═════ Data

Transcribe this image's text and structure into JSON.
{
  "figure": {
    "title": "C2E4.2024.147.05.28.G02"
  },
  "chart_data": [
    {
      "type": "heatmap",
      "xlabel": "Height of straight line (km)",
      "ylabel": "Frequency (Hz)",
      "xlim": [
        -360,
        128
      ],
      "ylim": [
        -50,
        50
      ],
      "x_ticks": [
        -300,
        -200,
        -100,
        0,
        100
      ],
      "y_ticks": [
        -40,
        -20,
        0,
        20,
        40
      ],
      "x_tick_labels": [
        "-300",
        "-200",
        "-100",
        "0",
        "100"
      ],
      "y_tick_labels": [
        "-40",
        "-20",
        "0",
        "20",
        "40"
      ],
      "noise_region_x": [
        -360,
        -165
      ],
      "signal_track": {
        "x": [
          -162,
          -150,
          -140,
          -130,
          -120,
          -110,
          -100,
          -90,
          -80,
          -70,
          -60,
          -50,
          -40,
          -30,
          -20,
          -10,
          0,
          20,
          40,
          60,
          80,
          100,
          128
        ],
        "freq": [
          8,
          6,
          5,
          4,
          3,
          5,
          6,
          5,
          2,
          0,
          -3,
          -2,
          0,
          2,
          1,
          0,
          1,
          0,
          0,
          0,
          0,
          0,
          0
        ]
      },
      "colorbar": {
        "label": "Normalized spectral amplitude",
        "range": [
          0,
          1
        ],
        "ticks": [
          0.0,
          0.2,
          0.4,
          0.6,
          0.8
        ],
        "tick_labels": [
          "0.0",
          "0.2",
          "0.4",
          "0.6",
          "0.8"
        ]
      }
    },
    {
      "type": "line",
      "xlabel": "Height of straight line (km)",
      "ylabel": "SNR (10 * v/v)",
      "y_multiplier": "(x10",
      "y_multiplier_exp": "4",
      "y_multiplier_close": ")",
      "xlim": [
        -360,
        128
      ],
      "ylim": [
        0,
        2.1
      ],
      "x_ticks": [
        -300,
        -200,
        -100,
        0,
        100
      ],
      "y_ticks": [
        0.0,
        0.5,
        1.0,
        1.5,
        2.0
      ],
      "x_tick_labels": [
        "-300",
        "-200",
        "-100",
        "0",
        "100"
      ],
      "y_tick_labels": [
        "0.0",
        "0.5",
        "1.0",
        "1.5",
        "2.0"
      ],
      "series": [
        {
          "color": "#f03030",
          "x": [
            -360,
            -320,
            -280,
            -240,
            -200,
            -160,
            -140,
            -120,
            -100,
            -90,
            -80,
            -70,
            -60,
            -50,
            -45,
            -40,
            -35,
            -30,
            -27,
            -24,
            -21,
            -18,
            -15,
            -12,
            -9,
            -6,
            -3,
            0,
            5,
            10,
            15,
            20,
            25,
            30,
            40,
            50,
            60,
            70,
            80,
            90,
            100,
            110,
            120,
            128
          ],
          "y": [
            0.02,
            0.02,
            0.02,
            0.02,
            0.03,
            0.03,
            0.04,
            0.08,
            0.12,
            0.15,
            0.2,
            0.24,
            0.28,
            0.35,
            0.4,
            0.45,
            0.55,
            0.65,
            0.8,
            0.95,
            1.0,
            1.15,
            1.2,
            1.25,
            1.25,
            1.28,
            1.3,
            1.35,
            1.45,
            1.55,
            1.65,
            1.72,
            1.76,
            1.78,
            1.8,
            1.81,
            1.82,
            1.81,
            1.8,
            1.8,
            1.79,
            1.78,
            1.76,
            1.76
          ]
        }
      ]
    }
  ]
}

══════════
═════ Data

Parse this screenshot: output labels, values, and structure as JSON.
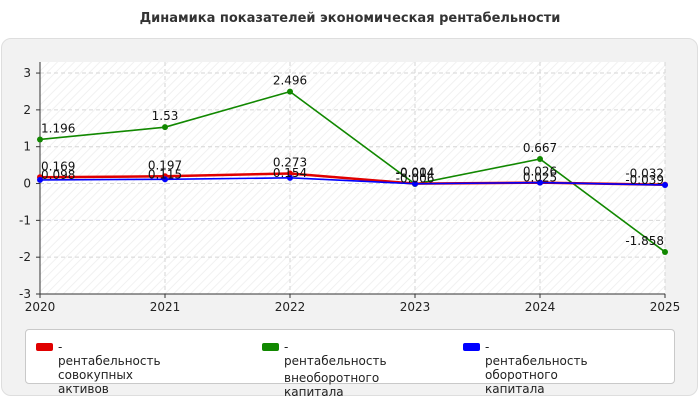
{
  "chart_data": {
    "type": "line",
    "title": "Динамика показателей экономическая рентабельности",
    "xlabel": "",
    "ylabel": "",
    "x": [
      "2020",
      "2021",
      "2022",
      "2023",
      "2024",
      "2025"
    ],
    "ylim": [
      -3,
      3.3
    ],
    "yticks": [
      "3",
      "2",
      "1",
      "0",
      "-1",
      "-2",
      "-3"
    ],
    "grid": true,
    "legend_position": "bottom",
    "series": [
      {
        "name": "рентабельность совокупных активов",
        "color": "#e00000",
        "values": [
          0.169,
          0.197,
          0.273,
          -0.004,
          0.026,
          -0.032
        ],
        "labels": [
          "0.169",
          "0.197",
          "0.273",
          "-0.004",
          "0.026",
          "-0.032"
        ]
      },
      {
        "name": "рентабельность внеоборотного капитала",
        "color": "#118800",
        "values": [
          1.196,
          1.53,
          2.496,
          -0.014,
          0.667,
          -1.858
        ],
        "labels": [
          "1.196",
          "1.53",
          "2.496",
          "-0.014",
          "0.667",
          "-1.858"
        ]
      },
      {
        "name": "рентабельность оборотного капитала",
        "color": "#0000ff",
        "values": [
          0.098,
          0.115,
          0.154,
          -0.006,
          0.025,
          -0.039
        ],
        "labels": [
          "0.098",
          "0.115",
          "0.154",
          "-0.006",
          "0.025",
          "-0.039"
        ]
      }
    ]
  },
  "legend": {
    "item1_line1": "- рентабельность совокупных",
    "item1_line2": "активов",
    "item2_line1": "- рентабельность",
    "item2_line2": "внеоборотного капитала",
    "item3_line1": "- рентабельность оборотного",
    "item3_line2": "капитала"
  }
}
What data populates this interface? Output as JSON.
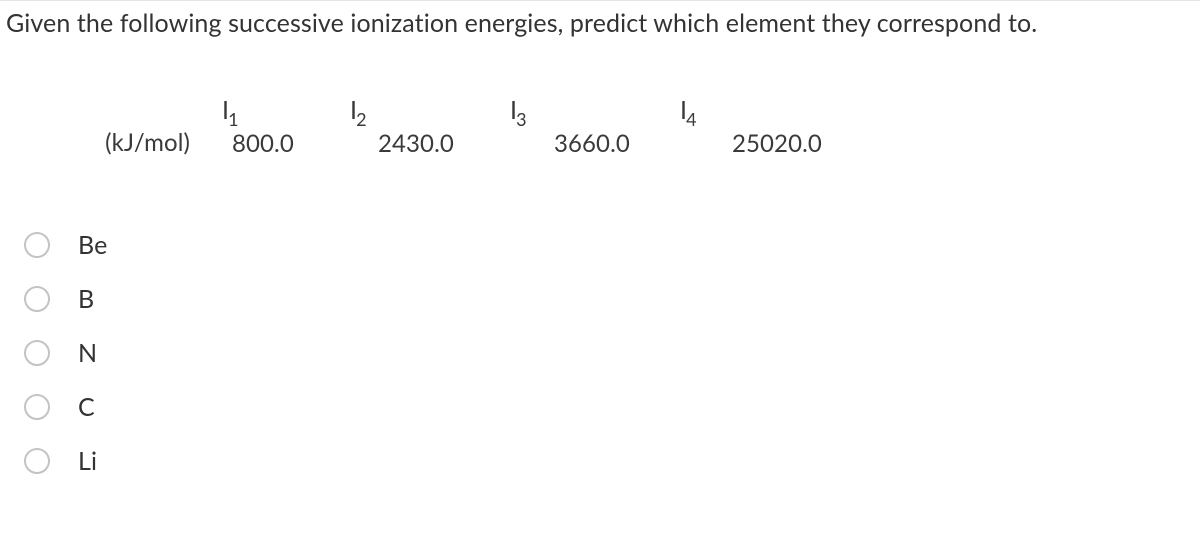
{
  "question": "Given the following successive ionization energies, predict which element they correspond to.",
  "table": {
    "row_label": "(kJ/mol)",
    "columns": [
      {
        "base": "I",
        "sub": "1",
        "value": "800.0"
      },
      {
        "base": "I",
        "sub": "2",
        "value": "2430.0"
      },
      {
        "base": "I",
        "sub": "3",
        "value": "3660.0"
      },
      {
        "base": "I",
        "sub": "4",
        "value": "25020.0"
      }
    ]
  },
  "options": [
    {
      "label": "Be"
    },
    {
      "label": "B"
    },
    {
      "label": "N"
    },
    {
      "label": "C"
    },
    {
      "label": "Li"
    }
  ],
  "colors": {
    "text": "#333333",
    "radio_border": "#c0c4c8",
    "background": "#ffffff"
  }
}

══════════

• Task prompt: Using the records given above, list every line that includes the word "ylabel".

• Solved exercise:
      "ylabel": "Frequency (Hz)",
      "ylabel": "SNR (10 * v/v)",
    "ylabel": "",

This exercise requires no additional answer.